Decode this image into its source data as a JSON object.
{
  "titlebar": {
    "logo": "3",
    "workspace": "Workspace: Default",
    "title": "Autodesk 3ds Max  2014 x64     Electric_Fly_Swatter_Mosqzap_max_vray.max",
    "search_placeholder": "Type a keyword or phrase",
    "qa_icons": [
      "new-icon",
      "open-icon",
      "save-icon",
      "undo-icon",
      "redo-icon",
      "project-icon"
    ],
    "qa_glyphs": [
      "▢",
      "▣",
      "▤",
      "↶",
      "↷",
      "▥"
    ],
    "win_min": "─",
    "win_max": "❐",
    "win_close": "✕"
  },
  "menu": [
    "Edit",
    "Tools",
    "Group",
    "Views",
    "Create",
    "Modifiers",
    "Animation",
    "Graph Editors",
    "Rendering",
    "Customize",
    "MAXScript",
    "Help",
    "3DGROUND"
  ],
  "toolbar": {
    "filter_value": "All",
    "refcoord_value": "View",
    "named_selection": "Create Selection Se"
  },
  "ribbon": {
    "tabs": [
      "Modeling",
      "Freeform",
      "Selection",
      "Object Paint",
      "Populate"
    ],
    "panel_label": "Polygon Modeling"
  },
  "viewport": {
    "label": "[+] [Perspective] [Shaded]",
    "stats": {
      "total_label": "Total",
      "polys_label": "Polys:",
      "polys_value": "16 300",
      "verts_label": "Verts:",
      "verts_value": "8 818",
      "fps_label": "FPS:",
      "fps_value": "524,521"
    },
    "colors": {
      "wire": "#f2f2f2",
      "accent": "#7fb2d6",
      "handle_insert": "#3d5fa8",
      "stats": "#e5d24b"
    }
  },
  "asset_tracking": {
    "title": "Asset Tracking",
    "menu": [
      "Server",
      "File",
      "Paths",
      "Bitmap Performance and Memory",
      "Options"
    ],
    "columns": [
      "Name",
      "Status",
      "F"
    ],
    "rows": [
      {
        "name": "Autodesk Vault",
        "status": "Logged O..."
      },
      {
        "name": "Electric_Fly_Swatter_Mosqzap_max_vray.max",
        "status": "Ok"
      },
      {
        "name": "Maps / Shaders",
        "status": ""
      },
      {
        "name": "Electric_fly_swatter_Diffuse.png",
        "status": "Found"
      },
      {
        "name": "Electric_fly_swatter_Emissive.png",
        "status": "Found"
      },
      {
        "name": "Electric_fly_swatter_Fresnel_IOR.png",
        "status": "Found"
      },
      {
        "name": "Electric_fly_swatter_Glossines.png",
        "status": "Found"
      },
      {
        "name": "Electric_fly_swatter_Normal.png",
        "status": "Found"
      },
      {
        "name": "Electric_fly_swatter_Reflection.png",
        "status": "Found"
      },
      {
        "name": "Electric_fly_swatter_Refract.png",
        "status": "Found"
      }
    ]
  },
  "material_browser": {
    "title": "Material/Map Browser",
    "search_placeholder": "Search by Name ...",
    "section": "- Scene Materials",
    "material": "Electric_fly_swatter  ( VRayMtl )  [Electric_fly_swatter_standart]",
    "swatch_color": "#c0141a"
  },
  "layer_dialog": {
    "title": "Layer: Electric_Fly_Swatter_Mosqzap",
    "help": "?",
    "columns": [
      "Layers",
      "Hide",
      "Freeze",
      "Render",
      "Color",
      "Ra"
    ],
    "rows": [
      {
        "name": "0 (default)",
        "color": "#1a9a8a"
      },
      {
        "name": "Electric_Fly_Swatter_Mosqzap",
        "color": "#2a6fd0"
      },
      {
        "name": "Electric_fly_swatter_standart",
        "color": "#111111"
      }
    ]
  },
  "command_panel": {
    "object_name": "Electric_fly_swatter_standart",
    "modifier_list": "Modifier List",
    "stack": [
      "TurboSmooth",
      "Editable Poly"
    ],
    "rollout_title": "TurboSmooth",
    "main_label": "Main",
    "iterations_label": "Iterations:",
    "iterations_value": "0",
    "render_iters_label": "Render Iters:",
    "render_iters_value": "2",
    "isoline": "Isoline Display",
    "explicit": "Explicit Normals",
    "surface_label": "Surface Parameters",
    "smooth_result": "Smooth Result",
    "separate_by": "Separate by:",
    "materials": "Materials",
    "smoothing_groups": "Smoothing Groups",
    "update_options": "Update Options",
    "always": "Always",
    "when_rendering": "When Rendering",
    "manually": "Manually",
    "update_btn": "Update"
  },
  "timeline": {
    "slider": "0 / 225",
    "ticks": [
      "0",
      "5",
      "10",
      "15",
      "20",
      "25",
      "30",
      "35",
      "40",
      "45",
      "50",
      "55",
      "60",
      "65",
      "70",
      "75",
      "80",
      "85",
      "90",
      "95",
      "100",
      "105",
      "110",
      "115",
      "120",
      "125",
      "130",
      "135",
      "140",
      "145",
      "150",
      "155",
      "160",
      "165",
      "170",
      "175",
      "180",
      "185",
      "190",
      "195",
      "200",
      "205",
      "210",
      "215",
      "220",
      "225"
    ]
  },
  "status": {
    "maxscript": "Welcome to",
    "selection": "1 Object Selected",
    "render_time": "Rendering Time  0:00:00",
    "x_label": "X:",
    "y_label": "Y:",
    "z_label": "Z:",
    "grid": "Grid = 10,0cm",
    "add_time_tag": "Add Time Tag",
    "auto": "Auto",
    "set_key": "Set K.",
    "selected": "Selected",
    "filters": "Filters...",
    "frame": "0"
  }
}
◆ ◆ ◆
Job —
Return all of the entries exactly as written.

Written solution —
Decode this image into its source data as a JSON object.
{
  "titlebar": {
    "logo": "3",
    "workspace": "Workspace: Default",
    "title": "Autodesk 3ds Max  2014 x64     Electric_Fly_Swatter_Mosqzap_max_vray.max",
    "search_placeholder": "Type a keyword or phrase",
    "qa_icons": [
      "new-icon",
      "open-icon",
      "save-icon",
      "undo-icon",
      "redo-icon",
      "project-icon"
    ],
    "qa_glyphs": [
      "▢",
      "▣",
      "▤",
      "↶",
      "↷",
      "▥"
    ],
    "win_min": "─",
    "win_max": "❐",
    "win_close": "✕"
  },
  "menu": [
    "Edit",
    "Tools",
    "Group",
    "Views",
    "Create",
    "Modifiers",
    "Animation",
    "Graph Editors",
    "Rendering",
    "Customize",
    "MAXScript",
    "Help",
    "3DGROUND"
  ],
  "toolbar": {
    "filter_value": "All",
    "refcoord_value": "View",
    "named_selection": "Create Selection Se"
  },
  "ribbon": {
    "tabs": [
      "Modeling",
      "Freeform",
      "Selection",
      "Object Paint",
      "Populate"
    ],
    "panel_label": "Polygon Modeling"
  },
  "viewport": {
    "label": "[+] [Perspective] [Shaded]",
    "stats": {
      "total_label": "Total",
      "polys_label": "Polys:",
      "polys_value": "16 300",
      "verts_label": "Verts:",
      "verts_value": "8 818",
      "fps_label": "FPS:",
      "fps_value": "524,521"
    },
    "colors": {
      "wire": "#f2f2f2",
      "accent": "#7fb2d6",
      "handle_insert": "#3d5fa8",
      "stats": "#e5d24b"
    }
  },
  "asset_tracking": {
    "title": "Asset Tracking",
    "menu": [
      "Server",
      "File",
      "Paths",
      "Bitmap Performance and Memory",
      "Options"
    ],
    "columns": [
      "Name",
      "Status",
      "F"
    ],
    "rows": [
      {
        "name": "Autodesk Vault",
        "status": "Logged O..."
      },
      {
        "name": "Electric_Fly_Swatter_Mosqzap_max_vray.max",
        "status": "Ok"
      },
      {
        "name": "Maps / Shaders",
        "status": ""
      },
      {
        "name": "Electric_fly_swatter_Diffuse.png",
        "status": "Found"
      },
      {
        "name": "Electric_fly_swatter_Emissive.png",
        "status": "Found"
      },
      {
        "name": "Electric_fly_swatter_Fresnel_IOR.png",
        "status": "Found"
      },
      {
        "name": "Electric_fly_swatter_Glossines.png",
        "status": "Found"
      },
      {
        "name": "Electric_fly_swatter_Normal.png",
        "status": "Found"
      },
      {
        "name": "Electric_fly_swatter_Reflection.png",
        "status": "Found"
      },
      {
        "name": "Electric_fly_swatter_Refract.png",
        "status": "Found"
      }
    ]
  },
  "material_browser": {
    "title": "Material/Map Browser",
    "search_placeholder": "Search by Name ...",
    "section": "- Scene Materials",
    "material": "Electric_fly_swatter  ( VRayMtl )  [Electric_fly_swatter_standart]",
    "swatch_color": "#c0141a"
  },
  "layer_dialog": {
    "title": "Layer: Electric_Fly_Swatter_Mosqzap",
    "help": "?",
    "columns": [
      "Layers",
      "Hide",
      "Freeze",
      "Render",
      "Color",
      "Ra"
    ],
    "rows": [
      {
        "name": "0 (default)",
        "color": "#1a9a8a"
      },
      {
        "name": "Electric_Fly_Swatter_Mosqzap",
        "color": "#2a6fd0"
      },
      {
        "name": "Electric_fly_swatter_standart",
        "color": "#111111"
      }
    ]
  },
  "command_panel": {
    "object_name": "Electric_fly_swatter_standart",
    "modifier_list": "Modifier List",
    "stack": [
      "TurboSmooth",
      "Editable Poly"
    ],
    "rollout_title": "TurboSmooth",
    "main_label": "Main",
    "iterations_label": "Iterations:",
    "iterations_value": "0",
    "render_iters_label": "Render Iters:",
    "render_iters_value": "2",
    "isoline": "Isoline Display",
    "explicit": "Explicit Normals",
    "surface_label": "Surface Parameters",
    "smooth_result": "Smooth Result",
    "separate_by": "Separate by:",
    "materials": "Materials",
    "smoothing_groups": "Smoothing Groups",
    "update_options": "Update Options",
    "always": "Always",
    "when_rendering": "When Rendering",
    "manually": "Manually",
    "update_btn": "Update"
  },
  "timeline": {
    "slider": "0 / 225",
    "ticks": [
      "0",
      "5",
      "10",
      "15",
      "20",
      "25",
      "30",
      "35",
      "40",
      "45",
      "50",
      "55",
      "60",
      "65",
      "70",
      "75",
      "80",
      "85",
      "90",
      "95",
      "100",
      "105",
      "110",
      "115",
      "120",
      "125",
      "130",
      "135",
      "140",
      "145",
      "150",
      "155",
      "160",
      "165",
      "170",
      "175",
      "180",
      "185",
      "190",
      "195",
      "200",
      "205",
      "210",
      "215",
      "220",
      "225"
    ]
  },
  "status": {
    "maxscript": "Welcome to",
    "selection": "1 Object Selected",
    "render_time": "Rendering Time  0:00:00",
    "x_label": "X:",
    "y_label": "Y:",
    "z_label": "Z:",
    "grid": "Grid = 10,0cm",
    "add_time_tag": "Add Time Tag",
    "auto": "Auto",
    "set_key": "Set K.",
    "selected": "Selected",
    "filters": "Filters...",
    "frame": "0"
  }
}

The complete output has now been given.